**INSTRUCTIONS TO FOLLOW**. Find how many lines in the data below mention "used". Give the number only.

>> begin DATASET CONTENT

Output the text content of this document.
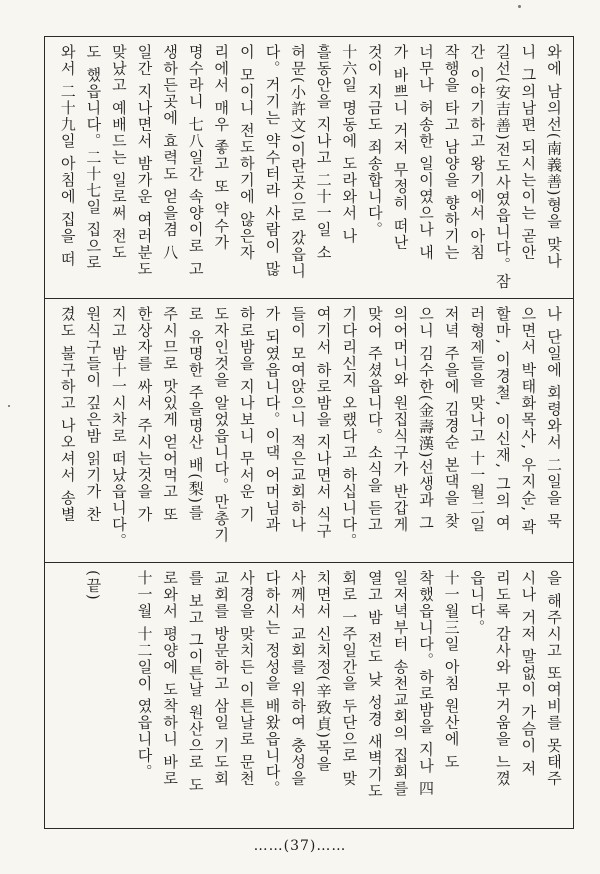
와에 남의선(南義善)형을 맞나
니 그의남편 되시는이는 곧안
길선(安吉善)전도사였읍니다。잠
간 이야기하고 왕기에서 아침
작행을 타고 남양을 향하기는
너무나 허송한 일이였으나 내
가 바쁘니 거저 무정히 떠난
것이 지금도 죄송합니다。
十六일 명동에 도라와서 나
흘동안을 지나고 二十一일 소
허문(小許文)이란곳으로 갔읍니
다。거기는 약수터라 사람이 많
이 모이니 전도하기에 않은자
리에서 매우 좋고 또 약수가
명수라니 七八일간 속양이로 고
생하든곳에 효력도 얻을겸 八
일간 지나면서 밤가운 여러분도
맞났고 예배드는 일로써 전도
도 했읍니다。二十七일 집으로
와서 二十九일 아침에 집을 떠
나 단일에 회령와서 二일을 묵
으면서 박태화목사, 우지순, 곽
할마, 이경철, 이신재, 그의 여
러형제들을 맞나고 十一월二일
저녁 주을에 김경순 본댁을 찾
으니 김수한(金壽漢)선생과 그
의어머니와 원집식구가 반갑게
맞어 주셨읍니다。소식을 듣고
기다리신지 오랬다고 하십니다。
여기서 하로밤을 지나면서 식구
들이 모여앉으니 적은교회하나
가 되였읍니다。이댁 어머님과
하로밤을 지나보니 무서운 기
도자인것을 알었읍니다。만총기
로 유명한 주을명산 배(梨)를
주시므로 맛있게 얻어먹고 또
한상자를 싸서 주시는것을 가
지고 밤十一시차로 떠났읍니다。
원식구들이 깊은밤 읽기가 찬
겼도 불구하고 나오셔서 송별
을 해주시고 또여비를 못태주
시나 거저 말없이 가슴이 저
리도록 감사와 무거움을 느꼈
읍니다。
十一월三일 아침 원산에 도
착했읍니다。하로밤을 지나 四
일저녁부터 송천교회의 집회를
열고 밤 전도 낮 성경 새벽기도
회로 一주일간을 두단으로 맞
치면서 신치정(辛致貞)목을
사께서 교회를 위하여 충성을
다하시는 정성을 배왔읍니다。
사경을 맞치든 이튼날로 문천
교회를 방문하고 삼일 기도회
를 보고 그이튼날 원산으로 도
로와서 평양에 도착하니 바로
十一월 十二일이 였읍니다。
(끝)
……(37)……
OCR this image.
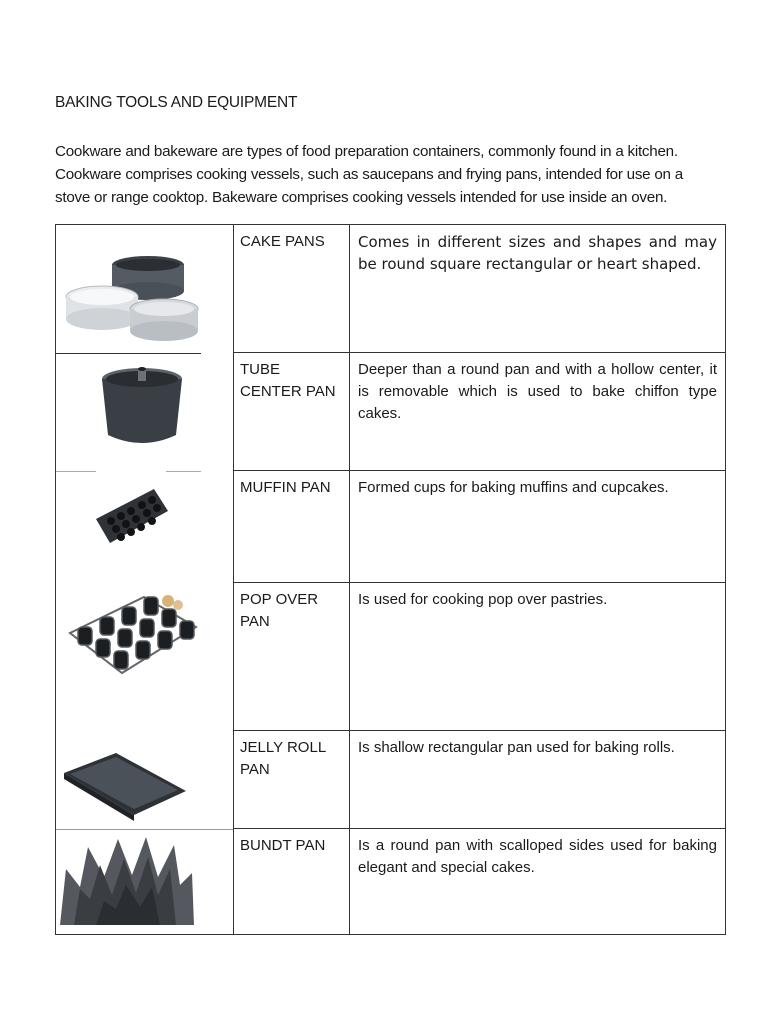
BAKING TOOLS AND EQUIPMENT

Cookware and bakeware are types of food preparation containers, commonly found in a kitchen. Cookware comprises cooking vessels, such as saucepans and frying pans, intended for use on a stove or range cooktop. Bakeware comprises cooking vessels intended for use inside an oven.

	CAKE PANS	Comes in different sizes and shapes and may be round square rectangular or heart shaped.

	TUBE CENTER PAN	Deeper than a round pan and with a hollow center, it is removable which is used to bake chiffon type cakes.

	MUFFIN PAN	Formed cups for baking muffins and cupcakes.

	POP OVER PAN	Is used for cooking pop over pastries.

	JELLY ROLL PAN	Is shallow rectangular pan used for baking rolls.

	BUNDT PAN	Is a round pan with scalloped sides used for baking elegant and special cakes.
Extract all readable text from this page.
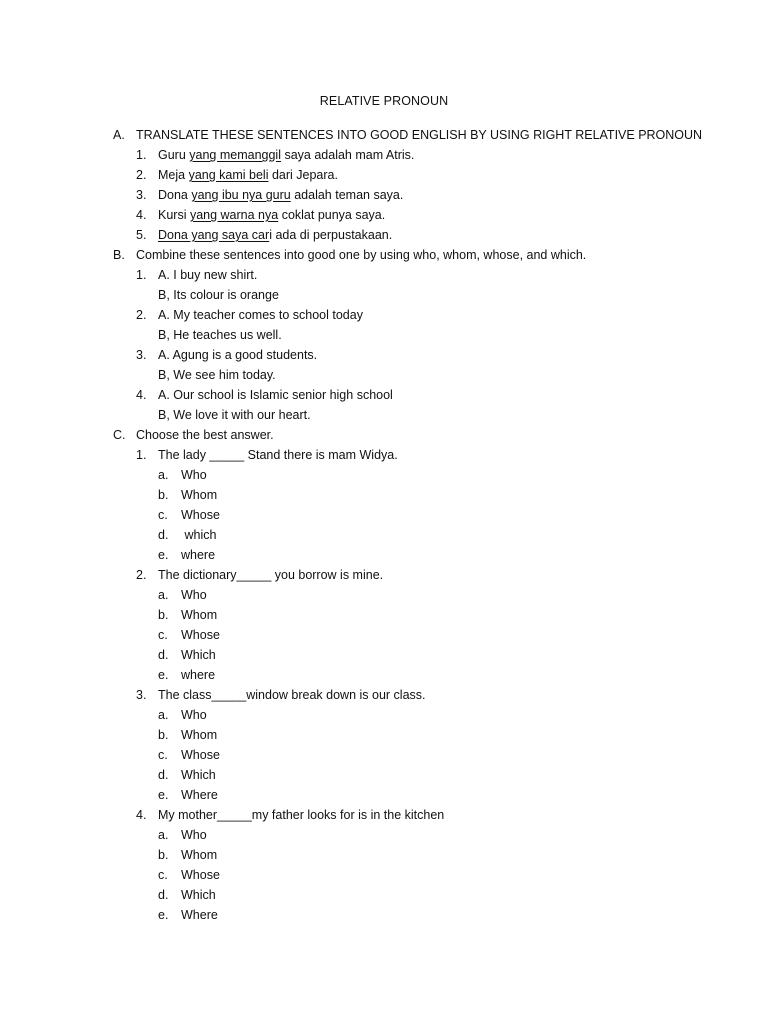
RELATIVE PRONOUN
A. TRANSLATE THESE SENTENCES INTO GOOD ENGLISH BY USING RIGHT RELATIVE PRONOUN
1. Guru yang memanggil saya adalah mam Atris.
2. Meja yang kami beli dari Jepara.
3. Dona yang ibu nya guru adalah teman saya.
4. Kursi yang warna nya coklat punya saya.
5. Dona yang saya cari ada di perpustakaan.
B. Combine these sentences into good one by using who, whom, whose, and which.
1. A. I buy new shirt.
B, Its colour is orange
2. A. My teacher comes to school today
B, He teaches us well.
3. A. Agung is a good students.
B, We see him today.
4. A. Our school is Islamic senior high school
B, We love it with our heart.
C. Choose the best answer.
1. The lady _____ Stand there is mam Widya.
a. Who
b. Whom
c. Whose
d. which
e. where
2. The dictionary_____ you borrow is mine.
a. Who
b. Whom
c. Whose
d. Which
e. where
3. The class_____window break down is our class.
a. Who
b. Whom
c. Whose
d. Which
e. Where
4. My mother_____my father looks for is in the kitchen
a. Who
b. Whom
c. Whose
d. Which
e. Where
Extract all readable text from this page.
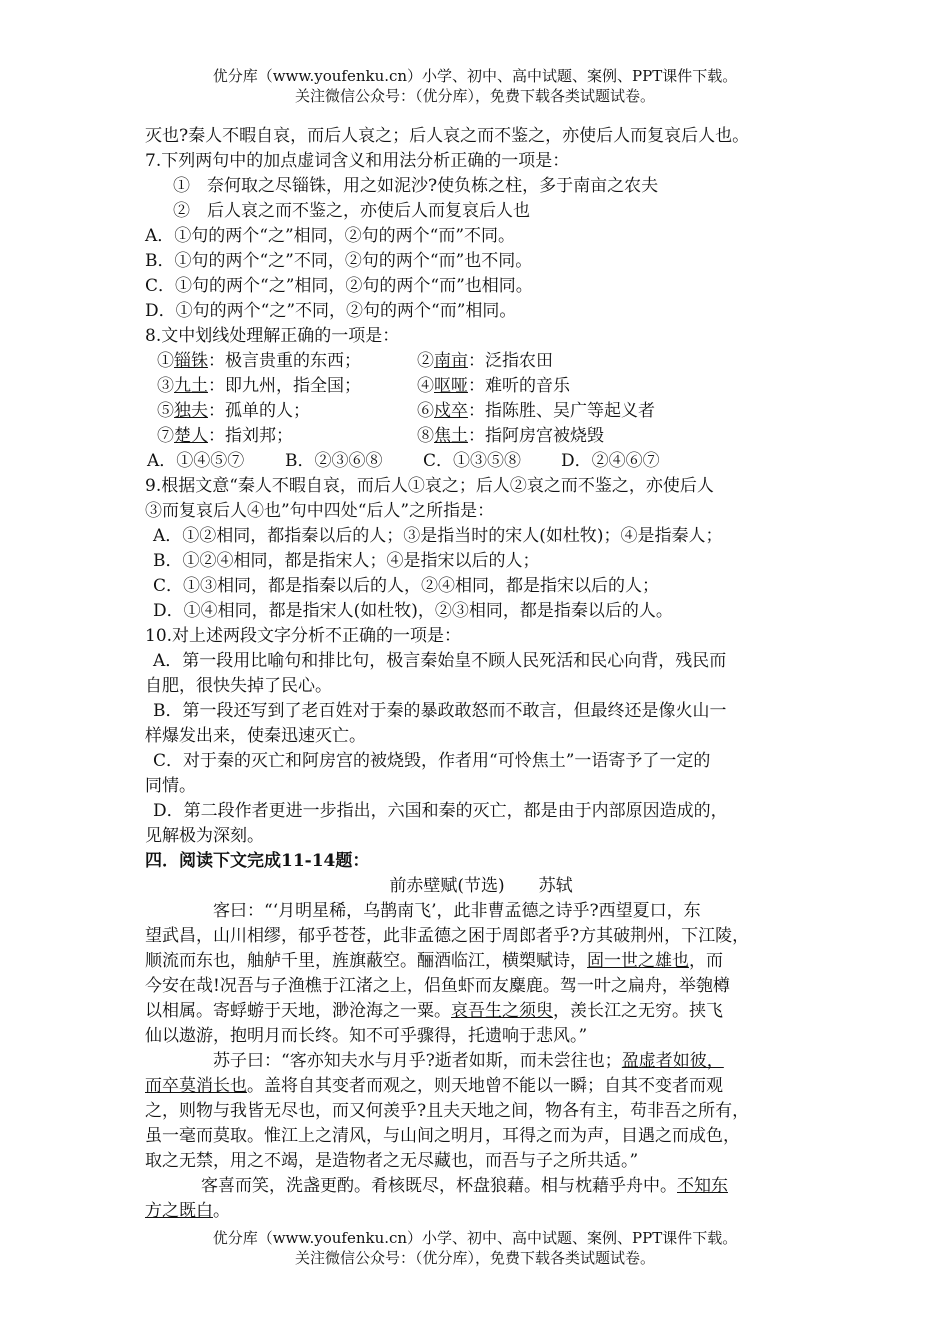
优分库（www.youfenku.cn）小学、初中、高中试题、案例、PPT课件下载。
关注微信公众号：（优分库），免费下载各类试题试卷。
灭也?秦人不暇自哀，而后人哀之；后人哀之而不鉴之，亦使后人而复哀后人也。
7.下列两句中的加点虚词含义和用法分析正确的一项是：
①　奈何取之尽锱铢，用之如泥沙?使负栋之柱，多于南亩之农夫
②　后人哀之而不鉴之，亦使后人而复哀后人也
A．①句的两个“之”相同，②句的两个“而”不同。
B．①句的两个“之”不同，②句的两个“而”也不同。
C．①句的两个“之”相同，②句的两个“而”也相同。
D．①句的两个“之”不同，②句的两个“而”相同。
8.文中划线处理解正确的一项是：
①锱铢：极言贵重的东西；	②南亩：泛指农田
③九土：即九州，指全国；	④呕哑：难听的音乐
⑤独夫：孤单的人；	⑥戍卒：指陈胜、吴广等起义者
⑦楚人：指刘邦；	⑧焦土：指阿房宫被烧毁
A．①④⑤⑦ B．②③⑥⑧ C．①③⑤⑧ D．②④⑥⑦
9.根据文意“秦人不暇自哀，而后人①哀之；后人②哀之而不鉴之，亦使后人
③而复哀后人④也”句中四处“后人”之所指是：
A．①②相同，都指秦以后的人；③是指当时的宋人(如杜牧)；④是指秦人；
B．①②④相同，都是指宋人；④是指宋以后的人；
C．①③相同，都是指秦以后的人，②④相同，都是指宋以后的人；
D．①④相同，都是指宋人(如杜牧)，②③相同，都是指秦以后的人。
10.对上述两段文字分析不正确的一项是：
A．第一段用比喻句和排比句，极言秦始皇不顾人民死活和民心向背，残民而
自肥，很快失掉了民心。
B．第一段还写到了老百姓对于秦的暴政敢怒而不敢言，但最终还是像火山一
样爆发出来，使秦迅速灭亡。
C．对于秦的灭亡和阿房宫的被烧毁，作者用“可怜焦土”一语寄予了一定的
同情。
D．第二段作者更进一步指出，六国和秦的灭亡，都是由于内部原因造成的，
见解极为深刻。
四．阅读下文完成11-14题：
前赤壁赋(节选)　　苏轼
客曰：“‘月明星稀，乌鹊南飞’，此非曹孟德之诗乎?西望夏口，东
望武昌，山川相缪，郁乎苍苍，此非孟德之困于周郎者乎?方其破荆州，下江陵，
顺流而东也，舳舻千里，旌旗蔽空。酾酒临江，横槊赋诗，固一世之雄也，而
今安在哉!况吾与子渔樵于江渚之上，侣鱼虾而友麋鹿。驾一叶之扁舟，举匏樽
以相属。寄蜉蝣于天地，渺沧海之一粟。哀吾生之须臾，羡长江之无穷。挟飞
仙以遨游，抱明月而长终。知不可乎骤得，托遗响于悲风。”
苏子曰：“客亦知夫水与月乎?逝者如斯，而未尝往也；盈虚者如彼，
而卒莫消长也。盖将自其变者而观之，则天地曾不能以一瞬；自其不变者而观
之，则物与我皆无尽也，而又何羡乎?且夫天地之间，物各有主，苟非吾之所有，
虽一毫而莫取。惟江上之清风，与山间之明月，耳得之而为声，目遇之而成色，
取之无禁，用之不竭，是造物者之无尽藏也，而吾与子之所共适。”
客喜而笑，洗盏更酌。肴核既尽，杯盘狼藉。相与枕藉乎舟中。不知东
方之既白。
优分库（www.youfenku.cn）小学、初中、高中试题、案例、PPT课件下载。
关注微信公众号：（优分库），免费下载各类试题试卷。
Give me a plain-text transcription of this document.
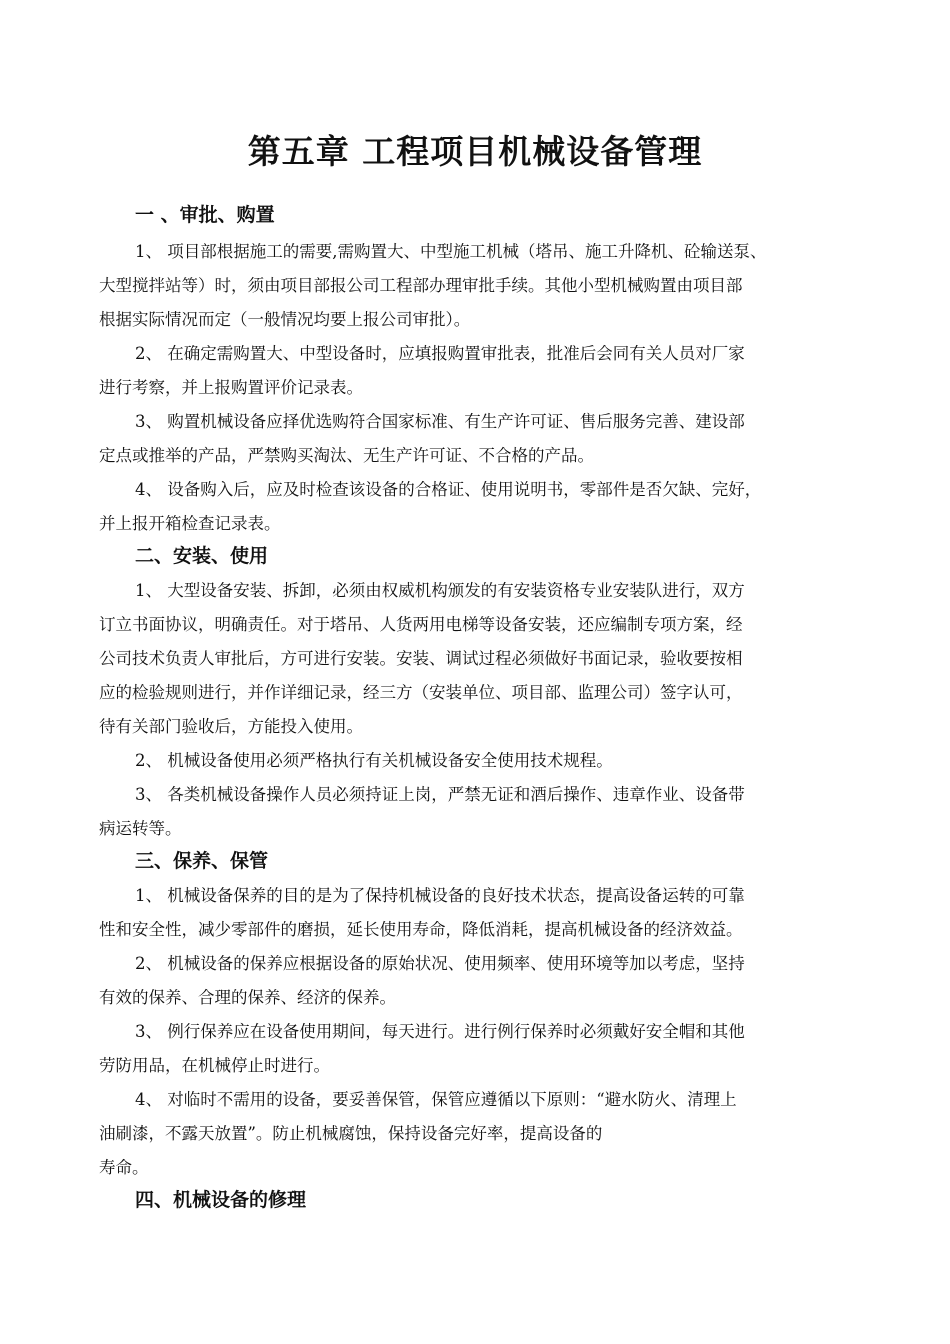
第五章 工程项目机械设备管理
一 、审批、购置
1、 项目部根据施工的需要,需购置大、中型施工机械（塔吊、施工升降机、砼输送泵、
大型搅拌站等）时，须由项目部报公司工程部办理审批手续。其他小型机械购置由项目部
根据实际情况而定（一般情况均要上报公司审批）。
2、 在确定需购置大、中型设备时，应填报购置审批表，批准后会同有关人员对厂家
进行考察，并上报购置评价记录表。
3、 购置机械设备应择优选购符合国家标准、有生产许可证、售后服务完善、建设部
定点或推举的产品，严禁购买淘汰、无生产许可证、不合格的产品。
4、 设备购入后，应及时检查该设备的合格证、使用说明书，零部件是否欠缺、完好，
并上报开箱检查记录表。
二、安装、使用
1、 大型设备安装、拆卸，必须由权威机构颁发的有安装资格专业安装队进行，双方
订立书面协议，明确责任。对于塔吊、人货两用电梯等设备安装，还应编制专项方案，经
公司技术负责人审批后，方可进行安装。安装、调试过程必须做好书面记录，验收要按相
应的检验规则进行，并作详细记录，经三方（安装单位、项目部、监理公司）签字认可，
待有关部门验收后，方能投入使用。
2、 机械设备使用必须严格执行有关机械设备安全使用技术规程。
3、 各类机械设备操作人员必须持证上岗，严禁无证和酒后操作、违章作业、设备带
病运转等。
三、保养、保管
1、 机械设备保养的目的是为了保持机械设备的良好技术状态，提高设备运转的可靠
性和安全性，减少零部件的磨损，延长使用寿命，降低消耗，提高机械设备的经济效益。
2、 机械设备的保养应根据设备的原始状况、使用频率、使用环境等加以考虑，坚持
有效的保养、合理的保养、经济的保养。
3、 例行保养应在设备使用期间，每天进行。进行例行保养时必须戴好安全帽和其他
劳防用品，在机械停止时进行。
4、 对临时不需用的设备，要妥善保管，保管应遵循以下原则：“避水防火、清理上
油刷漆，不露天放置”。防止机械腐蚀，保持设备完好率，提高设备的
寿命。
四、机械设备的修理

>> end DATASET CONTENT

**TASK RESPONSE**. 4